◆ **PROBLEM**: Beneath this task is a listing. State how many of its lines include the string "country", giving nothing but the number.

** start **

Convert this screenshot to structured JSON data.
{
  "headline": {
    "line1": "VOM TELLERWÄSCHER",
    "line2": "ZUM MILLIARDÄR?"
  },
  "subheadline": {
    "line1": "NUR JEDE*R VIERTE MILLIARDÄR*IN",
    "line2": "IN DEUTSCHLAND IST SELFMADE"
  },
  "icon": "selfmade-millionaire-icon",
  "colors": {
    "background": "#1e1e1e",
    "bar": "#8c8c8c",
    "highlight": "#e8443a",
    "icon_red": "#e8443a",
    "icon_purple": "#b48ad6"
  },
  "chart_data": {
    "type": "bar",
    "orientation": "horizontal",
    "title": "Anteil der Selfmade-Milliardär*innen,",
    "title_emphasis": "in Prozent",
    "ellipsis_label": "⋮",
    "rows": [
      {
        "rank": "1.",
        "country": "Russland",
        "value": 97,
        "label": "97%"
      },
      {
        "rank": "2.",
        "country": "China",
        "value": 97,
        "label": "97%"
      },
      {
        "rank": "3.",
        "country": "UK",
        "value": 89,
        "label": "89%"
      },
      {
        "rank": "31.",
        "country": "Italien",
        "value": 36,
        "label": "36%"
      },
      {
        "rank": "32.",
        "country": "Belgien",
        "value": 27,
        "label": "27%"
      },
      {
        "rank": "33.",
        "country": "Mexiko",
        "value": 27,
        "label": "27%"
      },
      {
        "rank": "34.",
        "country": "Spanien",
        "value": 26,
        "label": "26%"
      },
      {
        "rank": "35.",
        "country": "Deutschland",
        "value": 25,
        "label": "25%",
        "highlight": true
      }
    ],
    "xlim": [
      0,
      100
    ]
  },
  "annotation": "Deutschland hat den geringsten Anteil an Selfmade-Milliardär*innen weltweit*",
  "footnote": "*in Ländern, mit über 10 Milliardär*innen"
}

** end **

◆ **ANSWER TO THIS PROBLEM**: 8